Leave out the pictures and repeat every record exactly.

------------------------------------------------------------

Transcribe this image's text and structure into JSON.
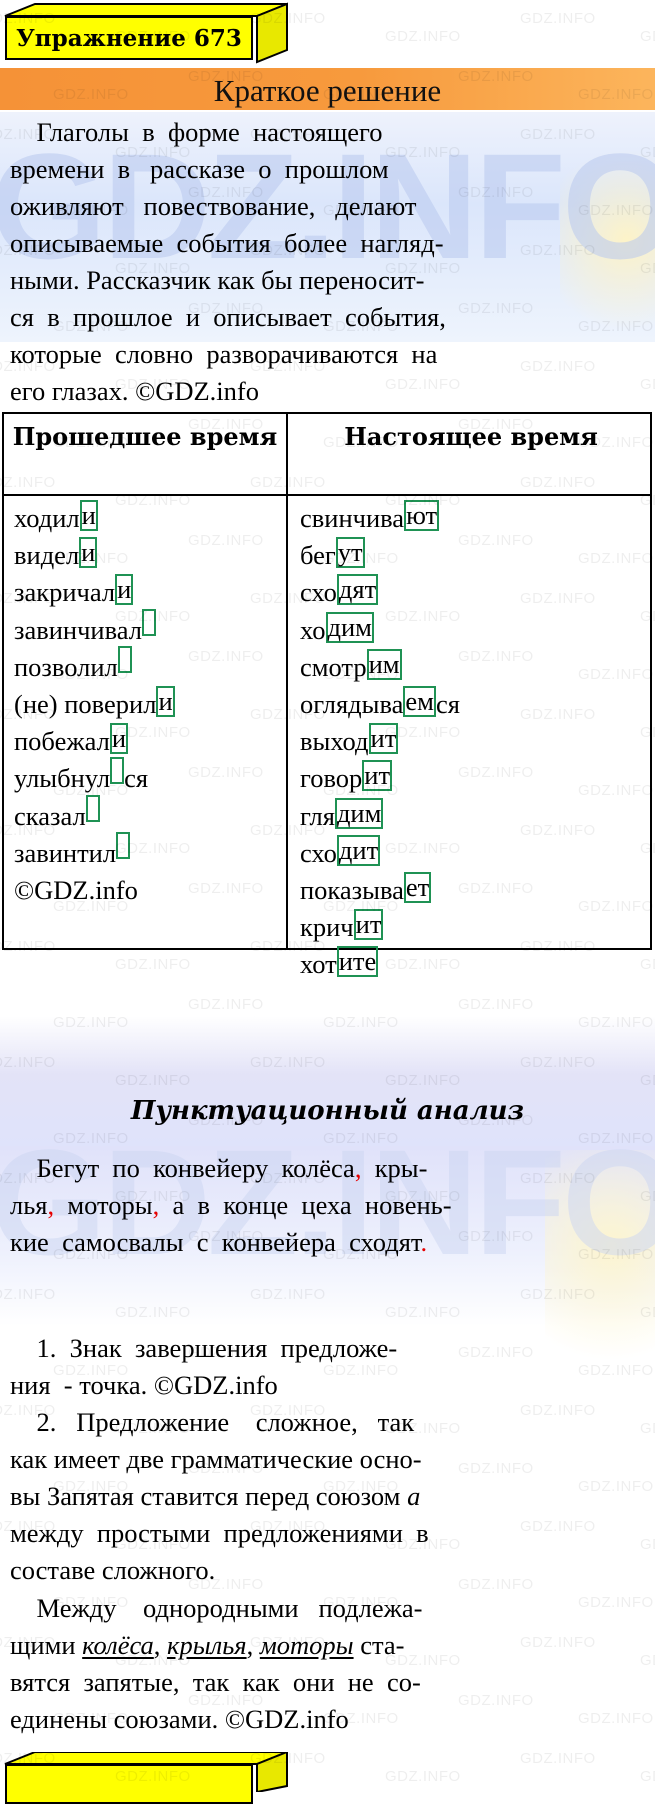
{
  "header": {
    "exercise_label": "Упражнение 673",
    "band_title": "Краткое решение"
  },
  "intro_paragraph": {
    "lines": [
      "    Глаголы  в  форме  настоящего",
      "времени  в   рассказе  о  прошлом",
      "оживляют   повествование,   делают",
      "описываемые  события  более  нагляд-",
      "ными. Рассказчик как бы переносит-",
      "ся  в  прошлое  и  описывает  события,",
      "которые  словно  разворачиваются  на",
      "его глазах. ©GDZ.info"
    ]
  },
  "table": {
    "headers": {
      "past": "Прошедшее время",
      "present": "Настоящее время"
    },
    "past_column": [
      {
        "stem": "ходил",
        "ending": "и"
      },
      {
        "stem": "видел",
        "ending": "и"
      },
      {
        "stem": "закричал",
        "ending": "и"
      },
      {
        "stem": "завинчивал",
        "ending": ""
      },
      {
        "stem": "позволил",
        "ending": ""
      },
      {
        "stem": "(не) поверил",
        "ending": "и"
      },
      {
        "stem": "побежал",
        "ending": "и"
      },
      {
        "stem": "улыбнул",
        "ending": "",
        "suffix": "ся"
      },
      {
        "stem": "сказал",
        "ending": ""
      },
      {
        "stem": "завинтил",
        "ending": ""
      },
      {
        "stem": "©GDZ.info",
        "ending": null
      }
    ],
    "present_column": [
      {
        "stem": "свинчива",
        "ending": "ют"
      },
      {
        "stem": "бег",
        "ending": "ут"
      },
      {
        "stem": "схо",
        "ending": "дят"
      },
      {
        "stem": "хо",
        "ending": "дим"
      },
      {
        "stem": "смотр",
        "ending": "им"
      },
      {
        "stem": "оглядыва",
        "ending": "ем",
        "suffix": "ся"
      },
      {
        "stem": "выход",
        "ending": "ит"
      },
      {
        "stem": "говор",
        "ending": "ит"
      },
      {
        "stem": "гля",
        "ending": "дим"
      },
      {
        "stem": "схо",
        "ending": "дит"
      },
      {
        "stem": "показыва",
        "ending": "ет"
      },
      {
        "stem": "крич",
        "ending": "ит"
      },
      {
        "stem": "хот",
        "ending": "ите"
      }
    ]
  },
  "punctuation_section": {
    "title": "Пунктуационный анализ",
    "sentence_lines": [
      {
        "parts": [
          {
            "t": "    Бегут  по  конвейеру  колёса",
            "c": "black"
          },
          {
            "t": ",",
            "c": "red"
          },
          {
            "t": "  кры-",
            "c": "black"
          }
        ]
      },
      {
        "parts": [
          {
            "t": "лья",
            "c": "black"
          },
          {
            "t": ",",
            "c": "red"
          },
          {
            "t": "  моторы",
            "c": "black"
          },
          {
            "t": ",",
            "c": "red"
          },
          {
            "t": "  а  в  конце  цеха  новень-",
            "c": "black"
          }
        ]
      },
      {
        "parts": [
          {
            "t": "кие  самосвалы  с  конвейера  сходят",
            "c": "black"
          },
          {
            "t": ".",
            "c": "red"
          }
        ]
      }
    ],
    "items": [
      {
        "lines": [
          "    1.  Знак  завершения  предложе-",
          "ния  - точка. ©GDZ.info"
        ]
      },
      {
        "lines": [
          "    2.   Предложение    сложное,   так",
          "как имеет две грамматические осно-",
          "вы Запятая ставится перед союзом ",
          "между  простыми  предложениями  в",
          "составе сложного."
        ],
        "italic_tail_line_index": 2,
        "italic_tail": "а"
      },
      {
        "lines": [
          "    Между    однородными   подлежа-",
          "щими ",
          "вятся  запятые,  так  как  они  не  со-",
          "единены союзами. ©GDZ.info"
        ],
        "underlined_words": [
          "колёса",
          "крылья",
          "моторы"
        ],
        "after_underlined": " ста-"
      }
    ]
  },
  "watermark": {
    "text": "GDZ.INFO",
    "logo_text": "GDZ.info"
  },
  "colors": {
    "band_start": "#f59237",
    "band_end": "#fcb55c",
    "yellow": "#ffff00",
    "green_box": "#1f9254",
    "red_punct": "#e60000"
  }
}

------------------------------------------------------------

### SOLUTION FOR THIS PROBLEM:
Transcribe this image's text and structure into JSON.
{
  "header": {
    "exercise_label": "Упражнение 673",
    "band_title": "Краткое решение"
  },
  "intro_paragraph": {
    "lines": [
      "    Глаголы  в  форме  настоящего",
      "времени  в   рассказе  о  прошлом",
      "оживляют   повествование,   делают",
      "описываемые  события  более  нагляд-",
      "ными. Рассказчик как бы переносит-",
      "ся  в  прошлое  и  описывает  события,",
      "которые  словно  разворачиваются  на",
      "его глазах. ©GDZ.info"
    ]
  },
  "table": {
    "headers": {
      "past": "Прошедшее время",
      "present": "Настоящее время"
    },
    "past_column": [
      {
        "stem": "ходил",
        "ending": "и"
      },
      {
        "stem": "видел",
        "ending": "и"
      },
      {
        "stem": "закричал",
        "ending": "и"
      },
      {
        "stem": "завинчивал",
        "ending": ""
      },
      {
        "stem": "позволил",
        "ending": ""
      },
      {
        "stem": "(не) поверил",
        "ending": "и"
      },
      {
        "stem": "побежал",
        "ending": "и"
      },
      {
        "stem": "улыбнул",
        "ending": "",
        "suffix": "ся"
      },
      {
        "stem": "сказал",
        "ending": ""
      },
      {
        "stem": "завинтил",
        "ending": ""
      },
      {
        "stem": "©GDZ.info",
        "ending": null
      }
    ],
    "present_column": [
      {
        "stem": "свинчива",
        "ending": "ют"
      },
      {
        "stem": "бег",
        "ending": "ут"
      },
      {
        "stem": "схо",
        "ending": "дят"
      },
      {
        "stem": "хо",
        "ending": "дим"
      },
      {
        "stem": "смотр",
        "ending": "им"
      },
      {
        "stem": "оглядыва",
        "ending": "ем",
        "suffix": "ся"
      },
      {
        "stem": "выход",
        "ending": "ит"
      },
      {
        "stem": "говор",
        "ending": "ит"
      },
      {
        "stem": "гля",
        "ending": "дим"
      },
      {
        "stem": "схо",
        "ending": "дит"
      },
      {
        "stem": "показыва",
        "ending": "ет"
      },
      {
        "stem": "крич",
        "ending": "ит"
      },
      {
        "stem": "хот",
        "ending": "ите"
      }
    ]
  },
  "punctuation_section": {
    "title": "Пунктуационный анализ",
    "sentence_lines": [
      {
        "parts": [
          {
            "t": "    Бегут  по  конвейеру  колёса",
            "c": "black"
          },
          {
            "t": ",",
            "c": "red"
          },
          {
            "t": "  кры-",
            "c": "black"
          }
        ]
      },
      {
        "parts": [
          {
            "t": "лья",
            "c": "black"
          },
          {
            "t": ",",
            "c": "red"
          },
          {
            "t": "  моторы",
            "c": "black"
          },
          {
            "t": ",",
            "c": "red"
          },
          {
            "t": "  а  в  конце  цеха  новень-",
            "c": "black"
          }
        ]
      },
      {
        "parts": [
          {
            "t": "кие  самосвалы  с  конвейера  сходят",
            "c": "black"
          },
          {
            "t": ".",
            "c": "red"
          }
        ]
      }
    ],
    "items": [
      {
        "lines": [
          "    1.  Знак  завершения  предложе-",
          "ния  - точка. ©GDZ.info"
        ]
      },
      {
        "lines": [
          "    2.   Предложение    сложное,   так",
          "как имеет две грамматические осно-",
          "вы Запятая ставится перед союзом ",
          "между  простыми  предложениями  в",
          "составе сложного."
        ],
        "italic_tail_line_index": 2,
        "italic_tail": "а"
      },
      {
        "lines": [
          "    Между    однородными   подлежа-",
          "щими ",
          "вятся  запятые,  так  как  они  не  со-",
          "единены союзами. ©GDZ.info"
        ],
        "underlined_words": [
          "колёса",
          "крылья",
          "моторы"
        ],
        "after_underlined": " ста-"
      }
    ]
  },
  "watermark": {
    "text": "GDZ.INFO",
    "logo_text": "GDZ.info"
  },
  "colors": {
    "band_start": "#f59237",
    "band_end": "#fcb55c",
    "yellow": "#ffff00",
    "green_box": "#1f9254",
    "red_punct": "#e60000"
  }
}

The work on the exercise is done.